What is required:
Search the data below for the word "with" and copy each line that holds it.

—————

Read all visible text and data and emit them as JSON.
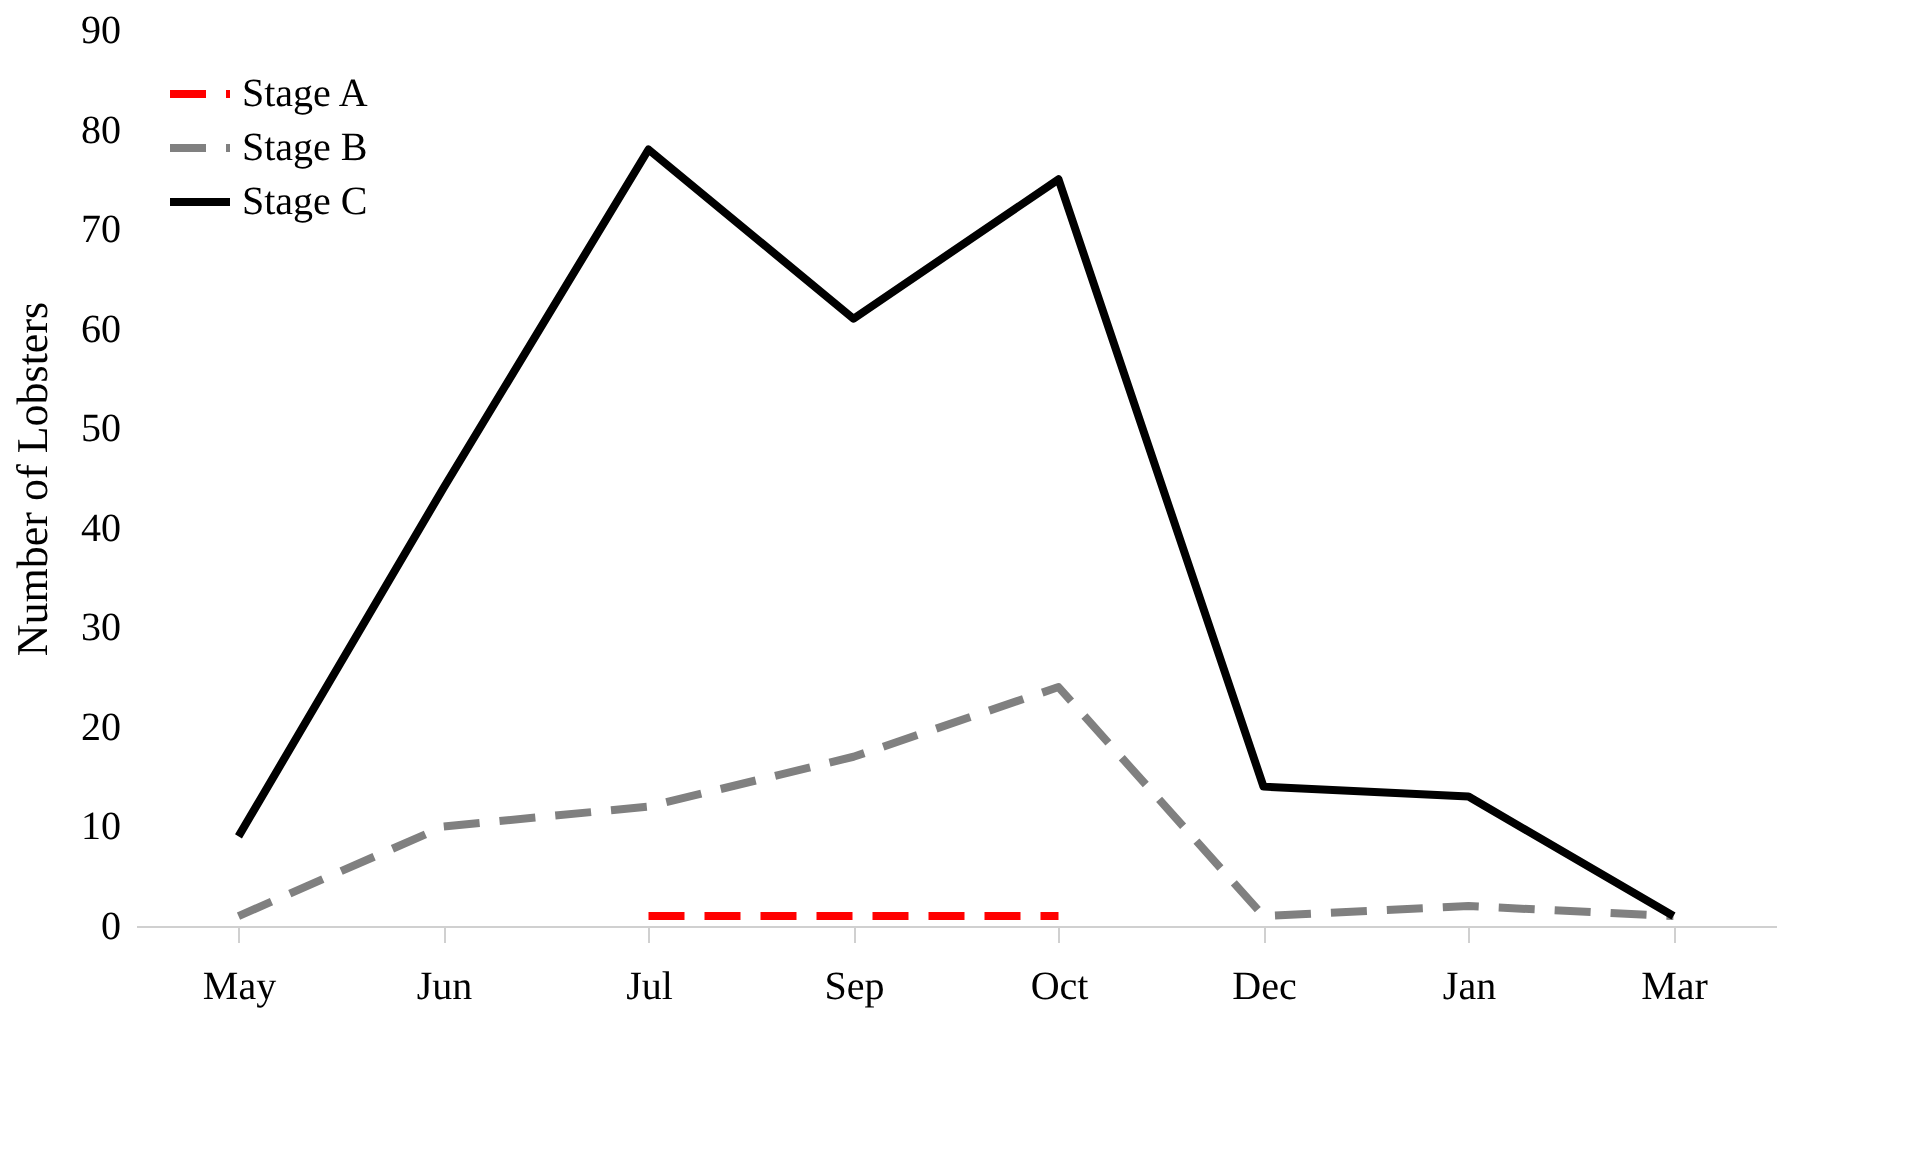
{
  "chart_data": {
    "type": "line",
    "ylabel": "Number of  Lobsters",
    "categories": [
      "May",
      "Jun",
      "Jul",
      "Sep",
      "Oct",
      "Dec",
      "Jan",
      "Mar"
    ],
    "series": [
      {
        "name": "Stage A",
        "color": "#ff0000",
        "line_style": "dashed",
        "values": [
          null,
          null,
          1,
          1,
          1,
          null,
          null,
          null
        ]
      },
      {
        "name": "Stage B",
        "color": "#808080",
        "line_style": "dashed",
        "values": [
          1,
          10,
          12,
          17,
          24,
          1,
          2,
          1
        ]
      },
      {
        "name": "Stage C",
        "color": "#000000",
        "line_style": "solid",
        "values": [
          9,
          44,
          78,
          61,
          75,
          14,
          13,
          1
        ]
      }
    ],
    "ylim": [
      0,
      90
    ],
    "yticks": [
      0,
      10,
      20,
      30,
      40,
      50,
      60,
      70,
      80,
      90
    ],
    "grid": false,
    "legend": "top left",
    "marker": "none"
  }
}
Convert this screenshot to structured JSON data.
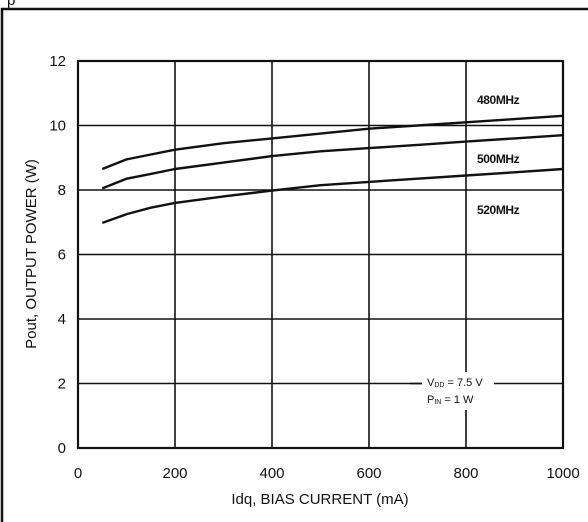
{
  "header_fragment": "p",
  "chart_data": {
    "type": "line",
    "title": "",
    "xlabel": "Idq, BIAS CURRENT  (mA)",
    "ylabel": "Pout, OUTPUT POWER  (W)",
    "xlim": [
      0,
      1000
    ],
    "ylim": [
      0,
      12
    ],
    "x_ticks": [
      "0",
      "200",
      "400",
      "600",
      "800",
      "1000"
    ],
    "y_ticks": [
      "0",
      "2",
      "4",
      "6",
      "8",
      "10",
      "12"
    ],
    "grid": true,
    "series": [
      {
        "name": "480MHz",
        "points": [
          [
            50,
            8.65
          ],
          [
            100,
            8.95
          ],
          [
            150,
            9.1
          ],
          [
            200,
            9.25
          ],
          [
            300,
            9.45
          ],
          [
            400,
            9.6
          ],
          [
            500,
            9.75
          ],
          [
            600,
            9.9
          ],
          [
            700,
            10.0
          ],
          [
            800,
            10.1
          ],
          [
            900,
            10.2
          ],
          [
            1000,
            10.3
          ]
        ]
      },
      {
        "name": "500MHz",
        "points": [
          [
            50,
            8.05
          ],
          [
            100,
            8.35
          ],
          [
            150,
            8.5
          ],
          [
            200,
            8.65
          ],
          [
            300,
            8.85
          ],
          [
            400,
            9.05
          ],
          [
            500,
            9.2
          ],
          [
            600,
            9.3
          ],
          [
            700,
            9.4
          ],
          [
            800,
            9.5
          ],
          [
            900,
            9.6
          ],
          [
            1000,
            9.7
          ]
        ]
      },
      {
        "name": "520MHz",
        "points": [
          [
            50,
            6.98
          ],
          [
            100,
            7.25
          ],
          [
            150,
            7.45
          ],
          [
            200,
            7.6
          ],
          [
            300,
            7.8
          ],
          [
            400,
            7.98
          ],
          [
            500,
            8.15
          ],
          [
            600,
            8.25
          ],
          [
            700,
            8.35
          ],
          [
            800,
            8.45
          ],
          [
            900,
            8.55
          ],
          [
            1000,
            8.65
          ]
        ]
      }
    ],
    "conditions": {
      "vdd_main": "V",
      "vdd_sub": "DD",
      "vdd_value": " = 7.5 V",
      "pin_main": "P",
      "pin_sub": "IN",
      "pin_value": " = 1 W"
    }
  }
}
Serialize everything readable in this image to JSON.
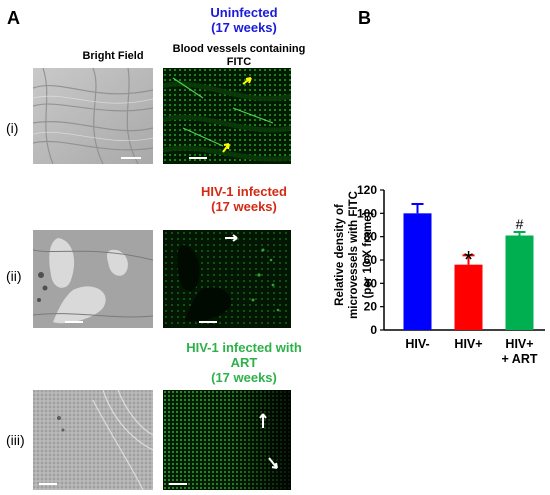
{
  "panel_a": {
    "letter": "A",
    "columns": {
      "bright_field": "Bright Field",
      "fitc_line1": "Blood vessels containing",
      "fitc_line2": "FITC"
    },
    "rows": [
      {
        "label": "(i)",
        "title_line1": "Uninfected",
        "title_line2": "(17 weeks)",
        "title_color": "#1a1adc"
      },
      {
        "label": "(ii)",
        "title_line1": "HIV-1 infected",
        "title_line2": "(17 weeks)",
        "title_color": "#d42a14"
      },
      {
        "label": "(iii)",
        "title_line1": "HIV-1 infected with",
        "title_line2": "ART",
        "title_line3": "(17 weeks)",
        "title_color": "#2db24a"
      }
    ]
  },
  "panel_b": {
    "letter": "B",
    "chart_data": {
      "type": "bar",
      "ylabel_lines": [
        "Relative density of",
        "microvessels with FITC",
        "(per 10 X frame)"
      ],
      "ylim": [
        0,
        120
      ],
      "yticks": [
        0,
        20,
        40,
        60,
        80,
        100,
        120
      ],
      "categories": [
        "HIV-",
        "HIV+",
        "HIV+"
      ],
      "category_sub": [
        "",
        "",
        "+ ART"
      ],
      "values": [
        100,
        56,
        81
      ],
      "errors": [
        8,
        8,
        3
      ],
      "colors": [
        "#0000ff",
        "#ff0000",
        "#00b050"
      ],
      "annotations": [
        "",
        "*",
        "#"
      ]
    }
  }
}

—————

Answer to this task:
        "title_line1": "HIV-1 infected with",
        "microvessels with FITC",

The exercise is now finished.